EXERCISE PROMPT: Pull every line containing "xlabel" from the entries.

RAW DATA:
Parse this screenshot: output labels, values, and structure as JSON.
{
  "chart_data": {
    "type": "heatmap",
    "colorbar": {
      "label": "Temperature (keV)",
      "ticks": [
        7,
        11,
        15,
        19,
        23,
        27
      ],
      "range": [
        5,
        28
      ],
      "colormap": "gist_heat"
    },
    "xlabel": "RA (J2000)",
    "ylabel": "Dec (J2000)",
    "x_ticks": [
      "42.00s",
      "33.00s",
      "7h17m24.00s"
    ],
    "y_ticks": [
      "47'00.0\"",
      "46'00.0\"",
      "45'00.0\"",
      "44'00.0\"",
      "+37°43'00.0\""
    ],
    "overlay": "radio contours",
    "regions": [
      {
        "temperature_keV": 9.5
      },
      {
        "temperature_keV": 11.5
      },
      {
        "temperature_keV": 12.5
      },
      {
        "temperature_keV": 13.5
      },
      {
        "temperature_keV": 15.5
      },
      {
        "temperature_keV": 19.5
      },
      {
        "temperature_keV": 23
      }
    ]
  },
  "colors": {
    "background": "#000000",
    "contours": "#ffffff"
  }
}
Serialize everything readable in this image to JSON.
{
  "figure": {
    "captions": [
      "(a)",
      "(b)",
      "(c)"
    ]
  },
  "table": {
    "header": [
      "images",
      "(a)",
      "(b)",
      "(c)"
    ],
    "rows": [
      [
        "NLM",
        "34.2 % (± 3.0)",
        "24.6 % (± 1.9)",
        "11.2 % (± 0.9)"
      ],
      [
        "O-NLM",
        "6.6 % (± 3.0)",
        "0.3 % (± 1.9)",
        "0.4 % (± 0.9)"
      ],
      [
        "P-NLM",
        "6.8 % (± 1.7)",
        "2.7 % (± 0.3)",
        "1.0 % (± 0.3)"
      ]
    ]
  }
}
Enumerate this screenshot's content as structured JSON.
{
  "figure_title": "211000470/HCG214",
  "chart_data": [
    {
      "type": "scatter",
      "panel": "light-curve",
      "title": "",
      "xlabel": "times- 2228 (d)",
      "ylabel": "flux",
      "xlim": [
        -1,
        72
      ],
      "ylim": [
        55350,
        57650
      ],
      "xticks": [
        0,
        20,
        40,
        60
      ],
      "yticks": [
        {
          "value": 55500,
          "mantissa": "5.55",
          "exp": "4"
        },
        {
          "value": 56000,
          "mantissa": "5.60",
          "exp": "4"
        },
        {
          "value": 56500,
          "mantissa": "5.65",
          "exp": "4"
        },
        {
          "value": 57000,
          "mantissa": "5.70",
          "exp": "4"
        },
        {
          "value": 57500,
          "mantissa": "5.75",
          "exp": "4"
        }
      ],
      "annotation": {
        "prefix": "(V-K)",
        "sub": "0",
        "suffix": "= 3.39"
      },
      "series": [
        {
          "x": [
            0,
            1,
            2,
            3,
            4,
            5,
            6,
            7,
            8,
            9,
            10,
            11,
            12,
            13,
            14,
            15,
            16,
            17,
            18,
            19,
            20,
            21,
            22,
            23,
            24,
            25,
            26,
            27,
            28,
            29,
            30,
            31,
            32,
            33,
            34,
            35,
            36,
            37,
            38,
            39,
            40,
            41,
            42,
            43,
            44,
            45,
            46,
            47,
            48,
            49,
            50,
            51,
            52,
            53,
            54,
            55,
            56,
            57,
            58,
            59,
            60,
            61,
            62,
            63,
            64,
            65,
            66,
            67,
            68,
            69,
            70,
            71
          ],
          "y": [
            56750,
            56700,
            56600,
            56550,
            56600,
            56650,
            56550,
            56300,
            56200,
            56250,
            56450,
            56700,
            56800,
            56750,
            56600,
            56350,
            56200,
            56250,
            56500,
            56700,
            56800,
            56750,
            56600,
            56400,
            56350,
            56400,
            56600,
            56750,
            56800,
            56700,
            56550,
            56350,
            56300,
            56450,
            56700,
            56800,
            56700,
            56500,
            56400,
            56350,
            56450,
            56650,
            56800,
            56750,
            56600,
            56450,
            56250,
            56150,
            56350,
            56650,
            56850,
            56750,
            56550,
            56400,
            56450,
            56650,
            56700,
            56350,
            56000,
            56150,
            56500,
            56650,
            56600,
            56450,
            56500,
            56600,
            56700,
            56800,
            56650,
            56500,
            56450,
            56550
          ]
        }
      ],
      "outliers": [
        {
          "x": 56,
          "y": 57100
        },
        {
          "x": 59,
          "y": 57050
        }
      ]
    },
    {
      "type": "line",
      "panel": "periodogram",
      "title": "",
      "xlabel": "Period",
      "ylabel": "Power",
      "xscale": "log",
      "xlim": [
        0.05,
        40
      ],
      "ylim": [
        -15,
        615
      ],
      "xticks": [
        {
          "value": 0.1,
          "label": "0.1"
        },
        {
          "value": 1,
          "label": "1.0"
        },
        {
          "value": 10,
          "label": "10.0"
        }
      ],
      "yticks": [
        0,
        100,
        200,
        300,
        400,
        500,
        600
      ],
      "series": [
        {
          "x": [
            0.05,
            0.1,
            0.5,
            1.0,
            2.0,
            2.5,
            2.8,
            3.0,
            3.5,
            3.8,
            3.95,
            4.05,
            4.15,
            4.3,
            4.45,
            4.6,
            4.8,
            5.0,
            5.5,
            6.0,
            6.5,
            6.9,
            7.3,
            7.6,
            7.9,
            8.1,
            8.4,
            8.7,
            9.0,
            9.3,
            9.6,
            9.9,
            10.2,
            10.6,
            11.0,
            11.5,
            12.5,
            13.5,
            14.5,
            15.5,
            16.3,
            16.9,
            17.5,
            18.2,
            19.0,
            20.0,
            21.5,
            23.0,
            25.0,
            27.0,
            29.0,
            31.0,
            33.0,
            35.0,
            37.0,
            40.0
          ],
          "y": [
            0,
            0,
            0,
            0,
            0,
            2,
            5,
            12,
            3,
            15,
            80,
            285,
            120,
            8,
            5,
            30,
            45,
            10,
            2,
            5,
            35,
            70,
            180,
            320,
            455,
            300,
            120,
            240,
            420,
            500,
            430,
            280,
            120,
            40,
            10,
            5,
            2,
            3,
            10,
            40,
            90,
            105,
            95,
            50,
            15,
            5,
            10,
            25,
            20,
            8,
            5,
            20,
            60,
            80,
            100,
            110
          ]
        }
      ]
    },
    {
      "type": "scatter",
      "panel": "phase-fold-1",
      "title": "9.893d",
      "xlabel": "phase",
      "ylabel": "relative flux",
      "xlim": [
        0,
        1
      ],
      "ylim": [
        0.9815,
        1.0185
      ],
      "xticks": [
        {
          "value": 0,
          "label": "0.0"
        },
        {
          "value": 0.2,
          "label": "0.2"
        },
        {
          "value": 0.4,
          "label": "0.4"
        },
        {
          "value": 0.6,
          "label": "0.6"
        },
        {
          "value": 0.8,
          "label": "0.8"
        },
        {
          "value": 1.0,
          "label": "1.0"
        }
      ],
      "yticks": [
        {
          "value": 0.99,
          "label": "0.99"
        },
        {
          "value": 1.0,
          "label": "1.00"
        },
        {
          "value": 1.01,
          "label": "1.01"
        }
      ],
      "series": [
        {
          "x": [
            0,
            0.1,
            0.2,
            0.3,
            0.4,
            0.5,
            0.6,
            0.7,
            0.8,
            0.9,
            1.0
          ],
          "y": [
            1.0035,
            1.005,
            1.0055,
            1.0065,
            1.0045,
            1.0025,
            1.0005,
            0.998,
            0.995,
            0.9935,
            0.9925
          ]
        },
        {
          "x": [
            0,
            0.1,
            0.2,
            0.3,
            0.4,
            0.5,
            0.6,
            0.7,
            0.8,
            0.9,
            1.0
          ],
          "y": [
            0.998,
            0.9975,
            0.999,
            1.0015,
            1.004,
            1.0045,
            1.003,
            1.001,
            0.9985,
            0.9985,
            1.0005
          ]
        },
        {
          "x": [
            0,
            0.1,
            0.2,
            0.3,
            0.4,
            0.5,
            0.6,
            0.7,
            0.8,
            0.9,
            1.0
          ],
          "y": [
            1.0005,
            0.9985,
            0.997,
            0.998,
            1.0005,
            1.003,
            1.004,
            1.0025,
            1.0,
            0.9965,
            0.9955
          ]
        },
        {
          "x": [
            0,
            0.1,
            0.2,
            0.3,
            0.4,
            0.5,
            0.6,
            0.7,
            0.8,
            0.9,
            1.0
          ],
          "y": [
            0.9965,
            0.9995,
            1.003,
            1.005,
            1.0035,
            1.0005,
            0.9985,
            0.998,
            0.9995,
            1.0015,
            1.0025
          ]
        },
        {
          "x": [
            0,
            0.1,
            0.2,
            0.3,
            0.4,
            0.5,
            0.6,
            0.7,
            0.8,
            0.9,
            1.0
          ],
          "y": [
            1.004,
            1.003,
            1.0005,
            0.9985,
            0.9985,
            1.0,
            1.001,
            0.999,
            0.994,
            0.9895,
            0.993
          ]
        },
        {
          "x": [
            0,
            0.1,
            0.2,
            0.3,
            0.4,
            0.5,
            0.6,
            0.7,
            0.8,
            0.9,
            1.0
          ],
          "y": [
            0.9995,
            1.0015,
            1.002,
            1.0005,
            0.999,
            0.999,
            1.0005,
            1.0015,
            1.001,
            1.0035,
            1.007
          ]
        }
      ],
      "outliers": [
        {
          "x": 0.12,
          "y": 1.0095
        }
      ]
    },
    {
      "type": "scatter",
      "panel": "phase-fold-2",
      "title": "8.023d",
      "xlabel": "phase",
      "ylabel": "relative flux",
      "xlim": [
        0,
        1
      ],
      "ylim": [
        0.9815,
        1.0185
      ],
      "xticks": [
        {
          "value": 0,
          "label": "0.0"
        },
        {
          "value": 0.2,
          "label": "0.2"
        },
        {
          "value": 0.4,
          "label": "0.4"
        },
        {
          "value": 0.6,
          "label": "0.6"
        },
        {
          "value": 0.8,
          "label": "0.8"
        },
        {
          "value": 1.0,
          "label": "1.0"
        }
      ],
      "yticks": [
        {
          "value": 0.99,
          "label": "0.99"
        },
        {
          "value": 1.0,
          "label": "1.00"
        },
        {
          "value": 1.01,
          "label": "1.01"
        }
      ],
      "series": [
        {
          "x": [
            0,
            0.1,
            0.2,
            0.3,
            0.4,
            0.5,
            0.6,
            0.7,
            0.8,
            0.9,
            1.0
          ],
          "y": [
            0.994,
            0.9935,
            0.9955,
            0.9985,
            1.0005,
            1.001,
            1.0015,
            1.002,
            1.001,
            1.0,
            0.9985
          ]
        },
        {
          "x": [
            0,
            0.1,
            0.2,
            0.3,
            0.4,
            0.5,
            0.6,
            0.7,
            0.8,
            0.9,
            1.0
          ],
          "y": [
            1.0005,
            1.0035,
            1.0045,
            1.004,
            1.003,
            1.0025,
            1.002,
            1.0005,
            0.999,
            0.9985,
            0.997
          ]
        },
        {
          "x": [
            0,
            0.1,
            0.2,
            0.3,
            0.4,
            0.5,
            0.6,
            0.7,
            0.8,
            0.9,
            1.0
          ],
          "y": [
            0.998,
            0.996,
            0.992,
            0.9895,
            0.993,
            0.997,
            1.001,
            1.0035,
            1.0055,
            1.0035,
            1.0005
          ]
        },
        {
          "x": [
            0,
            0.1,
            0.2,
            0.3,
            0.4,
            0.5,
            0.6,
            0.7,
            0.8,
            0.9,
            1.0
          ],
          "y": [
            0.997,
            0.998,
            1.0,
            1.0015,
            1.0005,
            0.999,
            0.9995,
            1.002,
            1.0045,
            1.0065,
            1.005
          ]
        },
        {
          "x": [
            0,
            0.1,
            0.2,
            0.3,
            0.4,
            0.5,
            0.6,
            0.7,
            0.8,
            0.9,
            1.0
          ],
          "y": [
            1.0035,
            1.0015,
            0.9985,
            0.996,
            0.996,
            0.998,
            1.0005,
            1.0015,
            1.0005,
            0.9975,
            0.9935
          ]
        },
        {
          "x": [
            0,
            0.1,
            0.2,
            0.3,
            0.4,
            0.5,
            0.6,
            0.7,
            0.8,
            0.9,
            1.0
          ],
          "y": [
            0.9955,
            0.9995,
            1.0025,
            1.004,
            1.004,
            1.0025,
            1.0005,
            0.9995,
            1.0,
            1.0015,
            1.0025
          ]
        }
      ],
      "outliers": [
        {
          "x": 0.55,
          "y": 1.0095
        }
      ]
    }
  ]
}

WRITTEN RESPONSE:
    "xlabel": "RA (J2000)",
      "xlabel": "times- 2228 (d)",
      "xlabel": "Period",
      "xlabel": "phase",
      "xlabel": "phase",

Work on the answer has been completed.